== Task statement ==
Output only the count of lines that contain "conditions".

— Start of Task input —

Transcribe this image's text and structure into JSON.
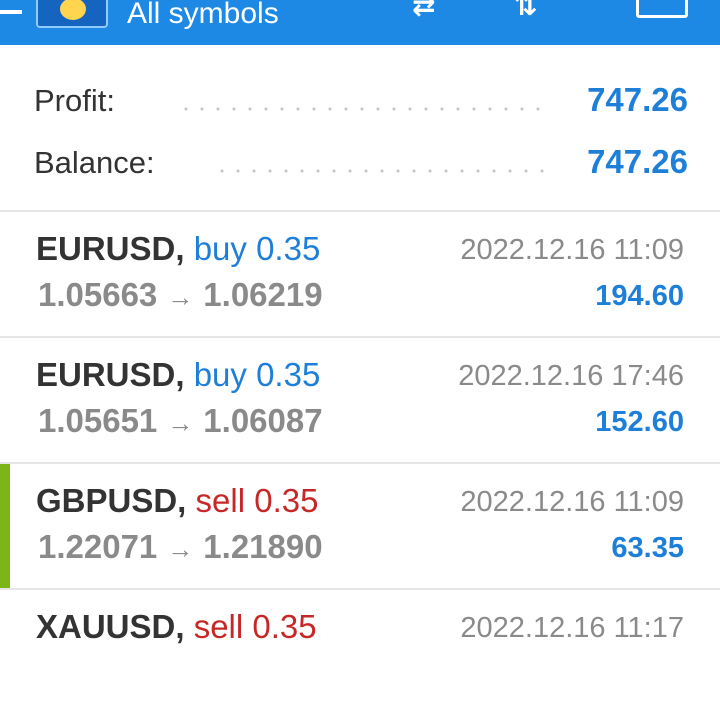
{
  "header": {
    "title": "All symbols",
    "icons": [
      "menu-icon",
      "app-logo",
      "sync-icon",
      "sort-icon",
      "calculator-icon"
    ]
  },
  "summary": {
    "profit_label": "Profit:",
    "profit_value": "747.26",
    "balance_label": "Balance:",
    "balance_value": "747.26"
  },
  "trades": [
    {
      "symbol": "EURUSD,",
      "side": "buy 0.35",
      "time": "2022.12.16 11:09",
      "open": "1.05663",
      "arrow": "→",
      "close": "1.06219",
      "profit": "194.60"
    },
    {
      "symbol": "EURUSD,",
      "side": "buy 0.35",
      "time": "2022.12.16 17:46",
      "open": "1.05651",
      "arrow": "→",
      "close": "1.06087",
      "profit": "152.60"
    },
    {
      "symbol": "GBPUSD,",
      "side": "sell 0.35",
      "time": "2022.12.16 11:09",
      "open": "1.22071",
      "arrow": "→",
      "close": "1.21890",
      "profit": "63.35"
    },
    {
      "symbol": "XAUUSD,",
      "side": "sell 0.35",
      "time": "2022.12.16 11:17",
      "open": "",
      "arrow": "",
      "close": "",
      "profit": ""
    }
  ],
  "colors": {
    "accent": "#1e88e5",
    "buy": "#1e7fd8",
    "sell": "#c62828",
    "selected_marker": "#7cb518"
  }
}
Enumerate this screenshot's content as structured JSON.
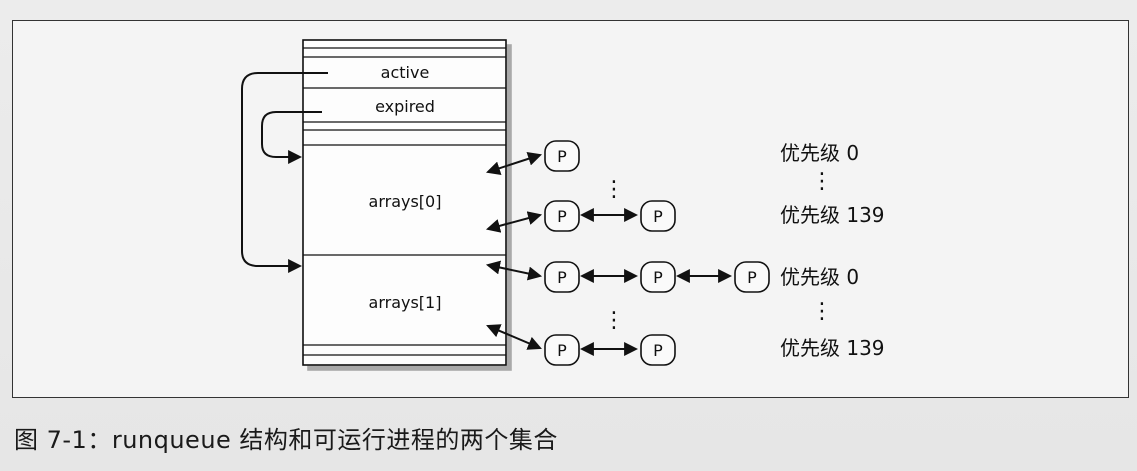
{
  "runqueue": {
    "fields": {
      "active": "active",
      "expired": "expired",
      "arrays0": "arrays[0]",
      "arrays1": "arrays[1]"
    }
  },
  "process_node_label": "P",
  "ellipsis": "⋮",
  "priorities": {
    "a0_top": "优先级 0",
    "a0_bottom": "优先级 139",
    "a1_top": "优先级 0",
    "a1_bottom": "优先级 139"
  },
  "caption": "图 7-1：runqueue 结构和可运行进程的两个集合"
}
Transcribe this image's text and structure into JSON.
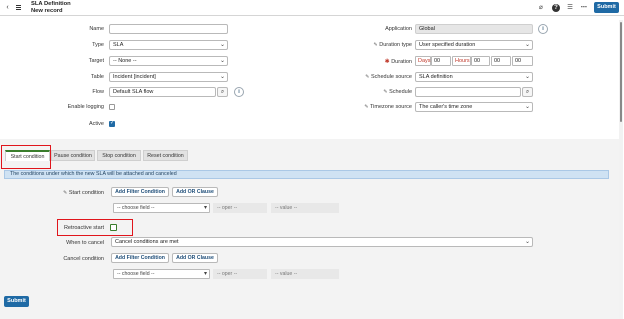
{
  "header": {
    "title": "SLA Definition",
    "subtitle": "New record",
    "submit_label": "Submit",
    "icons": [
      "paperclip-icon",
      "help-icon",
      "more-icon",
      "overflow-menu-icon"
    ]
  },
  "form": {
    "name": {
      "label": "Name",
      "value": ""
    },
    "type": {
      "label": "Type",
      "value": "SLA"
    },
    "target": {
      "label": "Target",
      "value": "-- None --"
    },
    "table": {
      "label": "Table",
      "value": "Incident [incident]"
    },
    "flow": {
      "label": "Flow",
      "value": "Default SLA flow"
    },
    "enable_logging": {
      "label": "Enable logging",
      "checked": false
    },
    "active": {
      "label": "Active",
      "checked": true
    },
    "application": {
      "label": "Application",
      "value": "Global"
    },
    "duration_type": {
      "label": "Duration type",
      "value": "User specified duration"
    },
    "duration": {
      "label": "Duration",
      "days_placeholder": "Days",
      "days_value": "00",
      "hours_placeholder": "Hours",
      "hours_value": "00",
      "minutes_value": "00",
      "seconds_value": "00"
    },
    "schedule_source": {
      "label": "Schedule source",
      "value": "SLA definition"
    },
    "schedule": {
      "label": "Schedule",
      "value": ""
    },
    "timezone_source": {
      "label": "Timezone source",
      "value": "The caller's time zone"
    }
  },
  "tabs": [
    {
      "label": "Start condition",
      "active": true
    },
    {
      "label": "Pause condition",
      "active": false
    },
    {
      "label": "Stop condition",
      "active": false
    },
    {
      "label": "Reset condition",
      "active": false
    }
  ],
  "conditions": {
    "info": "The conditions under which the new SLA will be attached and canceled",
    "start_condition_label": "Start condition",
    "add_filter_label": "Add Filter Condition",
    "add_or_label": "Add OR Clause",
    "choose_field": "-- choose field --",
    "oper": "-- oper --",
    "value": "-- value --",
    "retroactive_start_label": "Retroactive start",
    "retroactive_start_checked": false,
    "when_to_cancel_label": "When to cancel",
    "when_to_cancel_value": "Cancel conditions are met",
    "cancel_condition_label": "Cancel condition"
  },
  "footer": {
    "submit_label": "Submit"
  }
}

— End of Task input —

== Reply to the task ==
3